▶ _What is being asked_
Reproduce the material word for word; the images stay out.

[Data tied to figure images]

%%

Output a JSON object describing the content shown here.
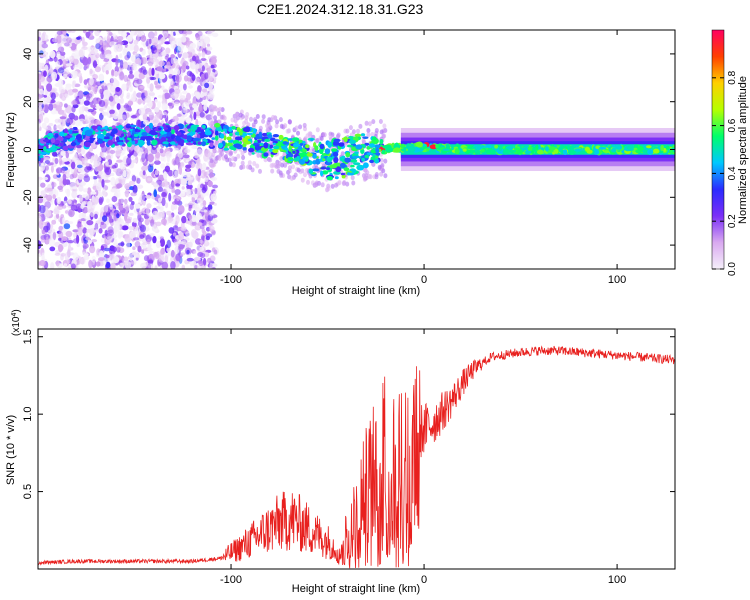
{
  "figure_title": "C2E1.2024.312.18.31.G23",
  "chart_data": [
    {
      "type": "heatmap",
      "xlabel": "Height of straight line (km)",
      "ylabel": "Frequency (Hz)",
      "xlim": [
        -200,
        130
      ],
      "ylim": [
        -50,
        50
      ],
      "x_ticks": [
        -100,
        0,
        100
      ],
      "y_ticks": [
        -40,
        -20,
        0,
        20,
        40
      ],
      "colorbar": {
        "label": "Normalized spectral amplitude",
        "range": [
          0,
          1
        ],
        "ticks": [
          0.0,
          0.2,
          0.4,
          0.6,
          0.8
        ],
        "tick_labels": [
          "0.0",
          "0.2",
          "0.4",
          "0.6",
          "0.8"
        ],
        "colormap": [
          "#f5f0fa",
          "#d9a9f0",
          "#7b2ff7",
          "#2b2bff",
          "#00c8ff",
          "#00ff6a",
          "#b6ff00",
          "#ffd000",
          "#ff4000",
          "#ff0060"
        ]
      },
      "ridge_frequency": [
        {
          "x": -198,
          "y": 2
        },
        {
          "x": -180,
          "y": 5
        },
        {
          "x": -150,
          "y": 6
        },
        {
          "x": -120,
          "y": 6
        },
        {
          "x": -100,
          "y": 5
        },
        {
          "x": -80,
          "y": 2
        },
        {
          "x": -60,
          "y": -2
        },
        {
          "x": -50,
          "y": -5
        },
        {
          "x": -40,
          "y": -3
        },
        {
          "x": -25,
          "y": 0
        },
        {
          "x": -10,
          "y": 1
        },
        {
          "x": 0,
          "y": 1
        },
        {
          "x": 20,
          "y": 0
        },
        {
          "x": 60,
          "y": 0
        },
        {
          "x": 100,
          "y": 0
        },
        {
          "x": 130,
          "y": 0
        }
      ]
    },
    {
      "type": "line",
      "xlabel": "Height of straight line (km)",
      "ylabel": "SNR (10 * v/v)",
      "y_multiplier": "(x10^4)",
      "xlim": [
        -200,
        130
      ],
      "ylim": [
        0,
        1.55
      ],
      "x_ticks": [
        -100,
        0,
        100
      ],
      "y_ticks": [
        0.5,
        1.0,
        1.5
      ],
      "y_tick_labels": [
        "0.5",
        "1.0",
        "1.5"
      ],
      "color": "#e8201e",
      "series": [
        {
          "x": [
            -200,
            -180,
            -160,
            -140,
            -120,
            -105,
            -95,
            -85,
            -75,
            -68,
            -60,
            -50,
            -45,
            -38,
            -32,
            -28,
            -24,
            -20,
            -16,
            -12,
            -8,
            -4,
            0,
            5,
            10,
            15,
            20,
            25,
            30,
            35,
            40,
            50,
            60,
            70,
            80,
            90,
            100,
            110,
            120,
            130
          ],
          "y": [
            0.04,
            0.05,
            0.05,
            0.05,
            0.05,
            0.07,
            0.14,
            0.22,
            0.3,
            0.32,
            0.26,
            0.18,
            0.13,
            0.3,
            0.55,
            0.7,
            0.8,
            0.86,
            0.88,
            0.82,
            0.85,
            0.88,
            0.9,
            0.95,
            1.02,
            1.1,
            1.2,
            1.28,
            1.33,
            1.37,
            1.38,
            1.4,
            1.41,
            1.41,
            1.4,
            1.39,
            1.38,
            1.37,
            1.36,
            1.35
          ]
        }
      ]
    }
  ]
}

%%

▶ _Response to the task_
Output a JSON object describing the content shown here.
{
  "figure_title": "C2E1.2024.312.18.31.G23",
  "chart_data": [
    {
      "type": "heatmap",
      "xlabel": "Height of straight line (km)",
      "ylabel": "Frequency (Hz)",
      "xlim": [
        -200,
        130
      ],
      "ylim": [
        -50,
        50
      ],
      "x_ticks": [
        -100,
        0,
        100
      ],
      "y_ticks": [
        -40,
        -20,
        0,
        20,
        40
      ],
      "colorbar": {
        "label": "Normalized spectral amplitude",
        "range": [
          0,
          1
        ],
        "ticks": [
          0.0,
          0.2,
          0.4,
          0.6,
          0.8
        ],
        "tick_labels": [
          "0.0",
          "0.2",
          "0.4",
          "0.6",
          "0.8"
        ],
        "colormap": [
          "#f5f0fa",
          "#d9a9f0",
          "#7b2ff7",
          "#2b2bff",
          "#00c8ff",
          "#00ff6a",
          "#b6ff00",
          "#ffd000",
          "#ff4000",
          "#ff0060"
        ]
      },
      "ridge_frequency": [
        {
          "x": -198,
          "y": 2
        },
        {
          "x": -180,
          "y": 5
        },
        {
          "x": -150,
          "y": 6
        },
        {
          "x": -120,
          "y": 6
        },
        {
          "x": -100,
          "y": 5
        },
        {
          "x": -80,
          "y": 2
        },
        {
          "x": -60,
          "y": -2
        },
        {
          "x": -50,
          "y": -5
        },
        {
          "x": -40,
          "y": -3
        },
        {
          "x": -25,
          "y": 0
        },
        {
          "x": -10,
          "y": 1
        },
        {
          "x": 0,
          "y": 1
        },
        {
          "x": 20,
          "y": 0
        },
        {
          "x": 60,
          "y": 0
        },
        {
          "x": 100,
          "y": 0
        },
        {
          "x": 130,
          "y": 0
        }
      ]
    },
    {
      "type": "line",
      "xlabel": "Height of straight line (km)",
      "ylabel": "SNR (10 * v/v)",
      "y_multiplier": "(x10^4)",
      "xlim": [
        -200,
        130
      ],
      "ylim": [
        0,
        1.55
      ],
      "x_ticks": [
        -100,
        0,
        100
      ],
      "y_ticks": [
        0.5,
        1.0,
        1.5
      ],
      "y_tick_labels": [
        "0.5",
        "1.0",
        "1.5"
      ],
      "color": "#e8201e",
      "series": [
        {
          "x": [
            -200,
            -180,
            -160,
            -140,
            -120,
            -105,
            -95,
            -85,
            -75,
            -68,
            -60,
            -50,
            -45,
            -38,
            -32,
            -28,
            -24,
            -20,
            -16,
            -12,
            -8,
            -4,
            0,
            5,
            10,
            15,
            20,
            25,
            30,
            35,
            40,
            50,
            60,
            70,
            80,
            90,
            100,
            110,
            120,
            130
          ],
          "y": [
            0.04,
            0.05,
            0.05,
            0.05,
            0.05,
            0.07,
            0.14,
            0.22,
            0.3,
            0.32,
            0.26,
            0.18,
            0.13,
            0.3,
            0.55,
            0.7,
            0.8,
            0.86,
            0.88,
            0.82,
            0.85,
            0.88,
            0.9,
            0.95,
            1.02,
            1.1,
            1.2,
            1.28,
            1.33,
            1.37,
            1.38,
            1.4,
            1.41,
            1.41,
            1.4,
            1.39,
            1.38,
            1.37,
            1.36,
            1.35
          ]
        }
      ]
    }
  ]
}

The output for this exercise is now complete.